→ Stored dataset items
■ ■ ■ ■

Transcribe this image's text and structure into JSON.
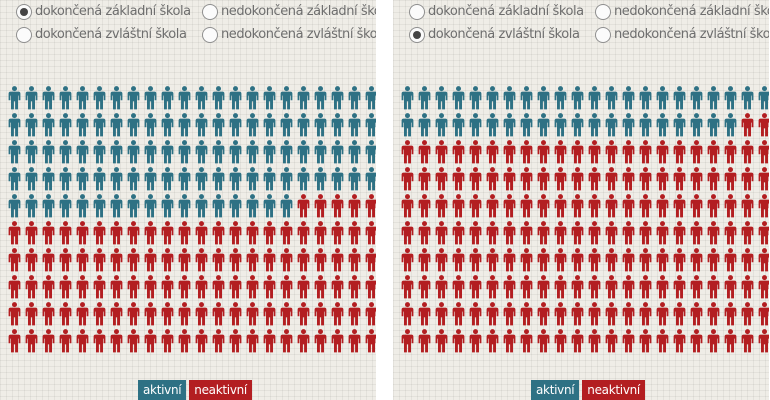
{
  "colors": {
    "active": "#2e7184",
    "inactive": "#b31e21"
  },
  "grid": {
    "columns": 22,
    "rows": 10
  },
  "panels": [
    {
      "options": [
        {
          "label": "dokončená základní škola",
          "selected": true
        },
        {
          "label": "nedokončená základní škola",
          "selected": false
        },
        {
          "label": "dokončená zvláštní škola",
          "selected": false
        },
        {
          "label": "nedokončená zvláštní škola",
          "selected": false
        }
      ],
      "active_count": 105,
      "legend": {
        "active": "aktivní",
        "inactive": "neaktivní"
      }
    },
    {
      "options": [
        {
          "label": "dokončená základní škola",
          "selected": false
        },
        {
          "label": "nedokončená základní škola",
          "selected": false
        },
        {
          "label": "dokončená zvláštní škola",
          "selected": true
        },
        {
          "label": "nedokončená zvláštní škola",
          "selected": false
        }
      ],
      "active_count": 42,
      "legend": {
        "active": "aktivní",
        "inactive": "neaktivní"
      }
    }
  ]
}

■ ■ ■ ■

→ Task to carry out
All of the lines above should be retyped precisely, apart from the pictures.

→ Full solution
Transcribe this image's text and structure into JSON.
{
  "colors": {
    "active": "#2e7184",
    "inactive": "#b31e21"
  },
  "grid": {
    "columns": 22,
    "rows": 10
  },
  "panels": [
    {
      "options": [
        {
          "label": "dokončená základní škola",
          "selected": true
        },
        {
          "label": "nedokončená základní škola",
          "selected": false
        },
        {
          "label": "dokončená zvláštní škola",
          "selected": false
        },
        {
          "label": "nedokončená zvláštní škola",
          "selected": false
        }
      ],
      "active_count": 105,
      "legend": {
        "active": "aktivní",
        "inactive": "neaktivní"
      }
    },
    {
      "options": [
        {
          "label": "dokončená základní škola",
          "selected": false
        },
        {
          "label": "nedokončená základní škola",
          "selected": false
        },
        {
          "label": "dokončená zvláštní škola",
          "selected": true
        },
        {
          "label": "nedokončená zvláštní škola",
          "selected": false
        }
      ],
      "active_count": 42,
      "legend": {
        "active": "aktivní",
        "inactive": "neaktivní"
      }
    }
  ]
}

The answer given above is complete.